- The request: Restate, word for word, every line of the data.

Data items:
--- Start ---

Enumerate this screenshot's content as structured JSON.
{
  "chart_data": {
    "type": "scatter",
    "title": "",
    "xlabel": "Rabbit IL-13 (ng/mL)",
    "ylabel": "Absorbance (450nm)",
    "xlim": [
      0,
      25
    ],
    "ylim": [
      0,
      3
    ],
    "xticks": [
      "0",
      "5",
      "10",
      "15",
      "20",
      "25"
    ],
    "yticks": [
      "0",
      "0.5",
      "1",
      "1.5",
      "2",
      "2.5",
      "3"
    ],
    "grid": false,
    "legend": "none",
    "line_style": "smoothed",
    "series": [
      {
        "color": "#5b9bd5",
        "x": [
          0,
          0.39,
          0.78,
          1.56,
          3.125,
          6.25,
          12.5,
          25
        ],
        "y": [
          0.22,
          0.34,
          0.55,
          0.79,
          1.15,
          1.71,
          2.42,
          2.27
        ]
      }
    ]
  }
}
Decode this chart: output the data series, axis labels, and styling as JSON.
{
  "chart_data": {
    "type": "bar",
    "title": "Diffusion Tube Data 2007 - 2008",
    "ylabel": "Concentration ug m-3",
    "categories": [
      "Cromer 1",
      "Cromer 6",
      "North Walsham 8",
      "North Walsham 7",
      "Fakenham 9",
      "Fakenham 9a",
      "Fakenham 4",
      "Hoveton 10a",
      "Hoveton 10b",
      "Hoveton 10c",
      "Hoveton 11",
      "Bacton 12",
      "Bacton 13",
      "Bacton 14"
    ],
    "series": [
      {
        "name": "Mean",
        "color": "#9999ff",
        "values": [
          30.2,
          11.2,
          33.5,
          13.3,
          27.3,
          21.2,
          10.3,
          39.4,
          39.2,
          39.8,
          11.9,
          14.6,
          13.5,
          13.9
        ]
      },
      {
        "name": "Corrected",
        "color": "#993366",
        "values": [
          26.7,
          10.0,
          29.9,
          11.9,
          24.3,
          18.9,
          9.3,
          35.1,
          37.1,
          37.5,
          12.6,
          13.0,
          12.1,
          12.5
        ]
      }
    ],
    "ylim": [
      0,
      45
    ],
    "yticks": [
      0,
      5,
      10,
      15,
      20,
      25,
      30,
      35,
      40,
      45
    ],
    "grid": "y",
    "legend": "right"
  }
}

--- End ---

- Correct response:
Enumerate this screenshot's content as structured JSON.
{
  "chart_data": {
    "type": "scatter",
    "title": "",
    "xlabel": "Rabbit IL-13 (ng/mL)",
    "ylabel": "Absorbance (450nm)",
    "xlim": [
      0,
      25
    ],
    "ylim": [
      0,
      3
    ],
    "xticks": [
      "0",
      "5",
      "10",
      "15",
      "20",
      "25"
    ],
    "yticks": [
      "0",
      "0.5",
      "1",
      "1.5",
      "2",
      "2.5",
      "3"
    ],
    "grid": false,
    "legend": "none",
    "line_style": "smoothed",
    "series": [
      {
        "color": "#5b9bd5",
        "x": [
          0,
          0.39,
          0.78,
          1.56,
          3.125,
          6.25,
          12.5,
          25
        ],
        "y": [
          0.22,
          0.34,
          0.55,
          0.79,
          1.15,
          1.71,
          2.42,
          2.27
        ]
      }
    ]
  }
}
Decode this chart: output the data series, axis labels, and styling as JSON.
{
  "chart_data": {
    "type": "bar",
    "title": "Diffusion Tube Data 2007 - 2008",
    "ylabel": "Concentration ug m-3",
    "categories": [
      "Cromer 1",
      "Cromer 6",
      "North Walsham 8",
      "North Walsham 7",
      "Fakenham 9",
      "Fakenham 9a",
      "Fakenham 4",
      "Hoveton 10a",
      "Hoveton 10b",
      "Hoveton 10c",
      "Hoveton 11",
      "Bacton 12",
      "Bacton 13",
      "Bacton 14"
    ],
    "series": [
      {
        "name": "Mean",
        "color": "#9999ff",
        "values": [
          30.2,
          11.2,
          33.5,
          13.3,
          27.3,
          21.2,
          10.3,
          39.4,
          39.2,
          39.8,
          11.9,
          14.6,
          13.5,
          13.9
        ]
      },
      {
        "name": "Corrected",
        "color": "#993366",
        "values": [
          26.7,
          10.0,
          29.9,
          11.9,
          24.3,
          18.9,
          9.3,
          35.1,
          37.1,
          37.5,
          12.6,
          13.0,
          12.1,
          12.5
        ]
      }
    ],
    "ylim": [
      0,
      45
    ],
    "yticks": [
      0,
      5,
      10,
      15,
      20,
      25,
      30,
      35,
      40,
      45
    ],
    "grid": "y",
    "legend": "right"
  }
}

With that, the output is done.